• **What is needed**: Extract all lines that hold "Fund" from the records below.
** START OF Entries supplied **
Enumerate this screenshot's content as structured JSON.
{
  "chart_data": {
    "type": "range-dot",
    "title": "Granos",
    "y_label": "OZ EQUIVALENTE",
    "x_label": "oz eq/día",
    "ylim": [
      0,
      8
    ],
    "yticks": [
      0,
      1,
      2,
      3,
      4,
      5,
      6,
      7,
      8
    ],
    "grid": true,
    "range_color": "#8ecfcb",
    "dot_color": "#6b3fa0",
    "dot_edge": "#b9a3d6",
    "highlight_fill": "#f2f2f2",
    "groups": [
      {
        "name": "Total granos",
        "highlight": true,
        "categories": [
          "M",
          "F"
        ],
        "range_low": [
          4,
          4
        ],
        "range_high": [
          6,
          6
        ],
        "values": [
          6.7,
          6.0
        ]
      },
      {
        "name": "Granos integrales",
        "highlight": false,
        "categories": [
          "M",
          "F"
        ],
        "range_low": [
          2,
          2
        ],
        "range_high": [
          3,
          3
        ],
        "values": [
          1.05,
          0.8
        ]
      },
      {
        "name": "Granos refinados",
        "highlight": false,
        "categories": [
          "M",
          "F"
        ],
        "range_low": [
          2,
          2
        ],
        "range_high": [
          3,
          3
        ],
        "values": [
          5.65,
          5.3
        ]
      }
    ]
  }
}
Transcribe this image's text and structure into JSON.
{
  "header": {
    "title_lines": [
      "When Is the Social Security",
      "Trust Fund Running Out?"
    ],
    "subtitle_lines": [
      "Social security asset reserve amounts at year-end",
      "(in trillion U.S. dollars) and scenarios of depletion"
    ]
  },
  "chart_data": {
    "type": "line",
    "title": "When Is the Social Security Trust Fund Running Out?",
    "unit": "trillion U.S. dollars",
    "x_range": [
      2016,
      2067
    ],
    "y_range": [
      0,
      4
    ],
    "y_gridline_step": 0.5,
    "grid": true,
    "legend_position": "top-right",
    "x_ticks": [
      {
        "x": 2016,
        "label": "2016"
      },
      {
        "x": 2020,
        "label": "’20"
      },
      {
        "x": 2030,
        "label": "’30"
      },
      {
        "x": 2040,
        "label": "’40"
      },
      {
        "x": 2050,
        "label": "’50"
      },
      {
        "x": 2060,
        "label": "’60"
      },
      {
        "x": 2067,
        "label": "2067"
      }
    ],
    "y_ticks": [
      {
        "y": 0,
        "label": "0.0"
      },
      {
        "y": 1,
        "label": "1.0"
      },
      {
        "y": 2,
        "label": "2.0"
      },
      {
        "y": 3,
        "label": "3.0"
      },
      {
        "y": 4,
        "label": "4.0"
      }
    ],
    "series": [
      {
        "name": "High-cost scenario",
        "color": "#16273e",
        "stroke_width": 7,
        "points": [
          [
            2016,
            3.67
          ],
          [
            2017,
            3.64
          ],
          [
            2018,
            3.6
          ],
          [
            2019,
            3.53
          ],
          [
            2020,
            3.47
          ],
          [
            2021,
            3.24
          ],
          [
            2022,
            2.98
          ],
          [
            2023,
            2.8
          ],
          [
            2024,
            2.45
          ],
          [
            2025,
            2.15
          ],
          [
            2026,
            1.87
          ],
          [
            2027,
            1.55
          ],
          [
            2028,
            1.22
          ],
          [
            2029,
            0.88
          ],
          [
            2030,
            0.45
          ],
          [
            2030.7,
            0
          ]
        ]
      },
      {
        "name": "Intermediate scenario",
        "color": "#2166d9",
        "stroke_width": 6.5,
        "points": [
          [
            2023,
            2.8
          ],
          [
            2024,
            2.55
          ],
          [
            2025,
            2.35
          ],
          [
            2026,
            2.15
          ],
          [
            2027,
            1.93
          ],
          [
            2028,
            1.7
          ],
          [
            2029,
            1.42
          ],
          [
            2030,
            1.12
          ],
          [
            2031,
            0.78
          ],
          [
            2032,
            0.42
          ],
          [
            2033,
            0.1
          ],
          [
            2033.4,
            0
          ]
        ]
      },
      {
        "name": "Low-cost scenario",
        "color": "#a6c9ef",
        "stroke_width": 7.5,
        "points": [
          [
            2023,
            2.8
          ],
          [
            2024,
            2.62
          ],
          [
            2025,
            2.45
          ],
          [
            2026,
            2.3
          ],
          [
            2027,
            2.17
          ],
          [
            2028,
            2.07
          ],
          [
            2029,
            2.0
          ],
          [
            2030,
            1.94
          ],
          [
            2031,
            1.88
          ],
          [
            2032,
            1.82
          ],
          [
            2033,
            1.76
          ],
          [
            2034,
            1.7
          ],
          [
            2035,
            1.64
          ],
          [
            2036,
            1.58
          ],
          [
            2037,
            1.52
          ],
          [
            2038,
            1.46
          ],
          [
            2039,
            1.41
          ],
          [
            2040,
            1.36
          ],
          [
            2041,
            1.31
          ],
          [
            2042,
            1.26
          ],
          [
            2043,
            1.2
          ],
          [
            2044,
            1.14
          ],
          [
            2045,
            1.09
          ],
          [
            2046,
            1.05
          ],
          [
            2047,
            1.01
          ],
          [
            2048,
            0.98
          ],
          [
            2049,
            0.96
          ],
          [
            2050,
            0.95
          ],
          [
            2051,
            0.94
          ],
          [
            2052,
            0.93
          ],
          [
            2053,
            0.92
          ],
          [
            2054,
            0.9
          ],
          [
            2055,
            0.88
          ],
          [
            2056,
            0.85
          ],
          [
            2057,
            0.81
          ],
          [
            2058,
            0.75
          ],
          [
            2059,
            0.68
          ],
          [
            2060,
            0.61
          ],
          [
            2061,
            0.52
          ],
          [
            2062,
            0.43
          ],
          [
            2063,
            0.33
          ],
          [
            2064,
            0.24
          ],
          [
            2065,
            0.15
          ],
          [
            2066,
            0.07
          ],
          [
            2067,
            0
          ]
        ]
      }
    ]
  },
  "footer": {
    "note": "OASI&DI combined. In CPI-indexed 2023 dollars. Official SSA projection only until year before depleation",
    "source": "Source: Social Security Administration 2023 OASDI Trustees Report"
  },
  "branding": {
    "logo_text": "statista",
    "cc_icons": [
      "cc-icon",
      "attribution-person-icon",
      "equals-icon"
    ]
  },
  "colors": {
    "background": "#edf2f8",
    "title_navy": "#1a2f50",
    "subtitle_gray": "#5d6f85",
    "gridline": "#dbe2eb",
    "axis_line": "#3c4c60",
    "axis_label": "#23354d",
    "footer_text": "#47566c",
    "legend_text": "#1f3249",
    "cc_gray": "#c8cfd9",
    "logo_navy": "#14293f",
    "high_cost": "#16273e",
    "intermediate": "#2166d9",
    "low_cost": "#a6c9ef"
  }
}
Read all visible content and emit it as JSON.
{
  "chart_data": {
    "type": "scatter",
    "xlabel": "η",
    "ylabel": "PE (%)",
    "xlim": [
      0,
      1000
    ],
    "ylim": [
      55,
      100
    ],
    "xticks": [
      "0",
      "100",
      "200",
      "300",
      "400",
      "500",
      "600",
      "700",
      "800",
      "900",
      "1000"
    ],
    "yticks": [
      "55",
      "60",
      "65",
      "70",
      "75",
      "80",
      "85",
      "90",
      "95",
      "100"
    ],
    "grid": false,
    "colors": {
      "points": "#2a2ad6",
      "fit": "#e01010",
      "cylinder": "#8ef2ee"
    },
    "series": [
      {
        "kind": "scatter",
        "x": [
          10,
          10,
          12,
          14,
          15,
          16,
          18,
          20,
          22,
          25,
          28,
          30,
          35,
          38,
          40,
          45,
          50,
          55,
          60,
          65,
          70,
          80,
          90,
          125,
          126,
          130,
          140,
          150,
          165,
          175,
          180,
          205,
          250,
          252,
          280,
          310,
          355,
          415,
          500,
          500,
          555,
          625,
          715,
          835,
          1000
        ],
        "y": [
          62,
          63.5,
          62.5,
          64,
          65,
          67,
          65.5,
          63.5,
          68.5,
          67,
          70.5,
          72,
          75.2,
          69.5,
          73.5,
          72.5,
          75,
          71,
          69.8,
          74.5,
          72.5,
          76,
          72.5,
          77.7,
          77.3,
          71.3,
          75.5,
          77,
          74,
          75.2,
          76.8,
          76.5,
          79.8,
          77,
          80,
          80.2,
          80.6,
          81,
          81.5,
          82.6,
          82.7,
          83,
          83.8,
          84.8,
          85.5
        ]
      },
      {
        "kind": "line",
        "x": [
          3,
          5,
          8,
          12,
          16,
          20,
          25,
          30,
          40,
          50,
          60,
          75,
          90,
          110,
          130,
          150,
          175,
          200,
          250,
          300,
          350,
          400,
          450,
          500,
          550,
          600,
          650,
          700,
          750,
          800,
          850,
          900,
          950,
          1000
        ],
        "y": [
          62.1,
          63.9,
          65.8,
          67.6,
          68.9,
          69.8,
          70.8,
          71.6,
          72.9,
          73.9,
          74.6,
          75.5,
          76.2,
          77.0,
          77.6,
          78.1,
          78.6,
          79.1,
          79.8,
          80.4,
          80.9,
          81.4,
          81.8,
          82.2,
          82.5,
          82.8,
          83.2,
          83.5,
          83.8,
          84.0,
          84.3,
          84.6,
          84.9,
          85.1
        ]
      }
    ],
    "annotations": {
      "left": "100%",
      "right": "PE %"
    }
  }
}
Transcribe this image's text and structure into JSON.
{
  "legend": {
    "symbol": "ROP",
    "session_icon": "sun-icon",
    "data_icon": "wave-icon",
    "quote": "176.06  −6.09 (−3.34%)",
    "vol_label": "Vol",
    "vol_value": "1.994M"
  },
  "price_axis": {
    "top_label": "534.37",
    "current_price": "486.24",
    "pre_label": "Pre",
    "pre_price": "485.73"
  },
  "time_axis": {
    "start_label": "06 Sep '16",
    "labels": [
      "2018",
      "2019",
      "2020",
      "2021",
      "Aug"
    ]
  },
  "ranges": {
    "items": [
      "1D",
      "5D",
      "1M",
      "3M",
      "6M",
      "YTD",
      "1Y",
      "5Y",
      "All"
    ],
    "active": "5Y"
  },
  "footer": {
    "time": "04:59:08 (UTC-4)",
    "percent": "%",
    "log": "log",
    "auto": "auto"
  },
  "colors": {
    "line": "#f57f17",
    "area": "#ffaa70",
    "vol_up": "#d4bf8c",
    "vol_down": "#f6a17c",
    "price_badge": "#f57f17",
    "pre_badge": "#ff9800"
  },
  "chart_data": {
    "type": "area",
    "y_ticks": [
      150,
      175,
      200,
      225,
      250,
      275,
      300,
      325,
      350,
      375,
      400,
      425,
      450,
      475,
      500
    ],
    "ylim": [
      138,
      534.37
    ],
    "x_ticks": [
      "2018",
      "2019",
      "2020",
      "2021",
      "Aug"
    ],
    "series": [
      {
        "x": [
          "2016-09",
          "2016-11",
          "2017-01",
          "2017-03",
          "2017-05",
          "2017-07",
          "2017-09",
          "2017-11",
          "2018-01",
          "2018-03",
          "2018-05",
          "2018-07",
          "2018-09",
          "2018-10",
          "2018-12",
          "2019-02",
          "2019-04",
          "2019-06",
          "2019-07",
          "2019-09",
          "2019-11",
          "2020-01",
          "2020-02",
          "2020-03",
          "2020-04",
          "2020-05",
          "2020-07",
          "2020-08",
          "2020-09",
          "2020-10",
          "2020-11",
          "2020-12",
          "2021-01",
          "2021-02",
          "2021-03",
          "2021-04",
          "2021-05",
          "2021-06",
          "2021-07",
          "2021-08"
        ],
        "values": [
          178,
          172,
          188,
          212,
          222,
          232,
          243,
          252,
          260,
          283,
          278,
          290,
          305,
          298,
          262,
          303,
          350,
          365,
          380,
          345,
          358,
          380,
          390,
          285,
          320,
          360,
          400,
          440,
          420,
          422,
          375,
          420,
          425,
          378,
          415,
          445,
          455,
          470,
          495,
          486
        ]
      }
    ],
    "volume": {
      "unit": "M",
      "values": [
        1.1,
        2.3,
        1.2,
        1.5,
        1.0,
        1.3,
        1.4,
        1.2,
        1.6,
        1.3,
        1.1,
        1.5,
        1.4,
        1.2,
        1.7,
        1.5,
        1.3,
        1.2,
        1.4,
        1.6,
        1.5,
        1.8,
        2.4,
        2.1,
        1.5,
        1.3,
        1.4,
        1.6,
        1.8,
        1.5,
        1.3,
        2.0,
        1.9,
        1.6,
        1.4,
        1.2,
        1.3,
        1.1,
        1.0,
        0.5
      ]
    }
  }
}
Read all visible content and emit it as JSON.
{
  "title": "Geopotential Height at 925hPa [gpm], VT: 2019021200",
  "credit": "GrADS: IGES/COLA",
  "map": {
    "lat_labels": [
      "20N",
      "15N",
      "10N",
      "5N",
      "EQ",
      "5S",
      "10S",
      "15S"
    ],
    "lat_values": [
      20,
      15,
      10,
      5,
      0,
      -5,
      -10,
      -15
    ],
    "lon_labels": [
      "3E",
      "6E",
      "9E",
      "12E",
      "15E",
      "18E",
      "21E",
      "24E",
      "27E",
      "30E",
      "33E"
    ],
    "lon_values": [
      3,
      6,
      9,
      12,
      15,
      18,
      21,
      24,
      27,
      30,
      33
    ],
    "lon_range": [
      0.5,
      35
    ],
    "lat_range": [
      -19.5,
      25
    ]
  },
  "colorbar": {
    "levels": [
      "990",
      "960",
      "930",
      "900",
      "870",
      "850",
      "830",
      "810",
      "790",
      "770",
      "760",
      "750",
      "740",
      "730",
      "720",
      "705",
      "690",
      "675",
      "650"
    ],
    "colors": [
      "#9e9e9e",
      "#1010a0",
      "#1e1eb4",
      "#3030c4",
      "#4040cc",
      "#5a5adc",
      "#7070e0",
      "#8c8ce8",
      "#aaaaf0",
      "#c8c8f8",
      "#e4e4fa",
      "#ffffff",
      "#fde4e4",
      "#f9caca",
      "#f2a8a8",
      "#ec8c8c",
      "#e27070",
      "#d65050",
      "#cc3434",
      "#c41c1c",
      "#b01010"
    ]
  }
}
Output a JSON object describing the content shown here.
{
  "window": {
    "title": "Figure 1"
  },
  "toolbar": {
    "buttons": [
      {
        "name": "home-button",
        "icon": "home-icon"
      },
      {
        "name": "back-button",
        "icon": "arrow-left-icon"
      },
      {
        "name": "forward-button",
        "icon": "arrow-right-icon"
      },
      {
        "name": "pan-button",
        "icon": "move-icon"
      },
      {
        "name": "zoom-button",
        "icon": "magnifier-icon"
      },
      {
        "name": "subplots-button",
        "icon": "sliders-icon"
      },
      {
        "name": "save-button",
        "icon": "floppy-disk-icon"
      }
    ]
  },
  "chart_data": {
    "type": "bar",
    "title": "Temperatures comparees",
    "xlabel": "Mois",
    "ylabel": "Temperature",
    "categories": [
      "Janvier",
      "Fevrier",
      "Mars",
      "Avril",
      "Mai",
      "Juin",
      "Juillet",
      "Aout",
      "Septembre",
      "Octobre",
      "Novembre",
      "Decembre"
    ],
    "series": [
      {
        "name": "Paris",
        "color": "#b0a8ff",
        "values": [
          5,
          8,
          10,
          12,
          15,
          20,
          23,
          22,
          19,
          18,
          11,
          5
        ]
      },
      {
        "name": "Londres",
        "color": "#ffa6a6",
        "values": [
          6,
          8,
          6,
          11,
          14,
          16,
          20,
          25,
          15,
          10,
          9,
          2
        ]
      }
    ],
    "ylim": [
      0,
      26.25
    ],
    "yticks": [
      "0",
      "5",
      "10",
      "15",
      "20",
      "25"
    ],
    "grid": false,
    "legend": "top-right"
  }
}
** END OF Entries supplied **
• **Answer for the task**:
      "Trust Fund Running Out?"
    "title": "When Is the Social Security Trust Fund Running Out?",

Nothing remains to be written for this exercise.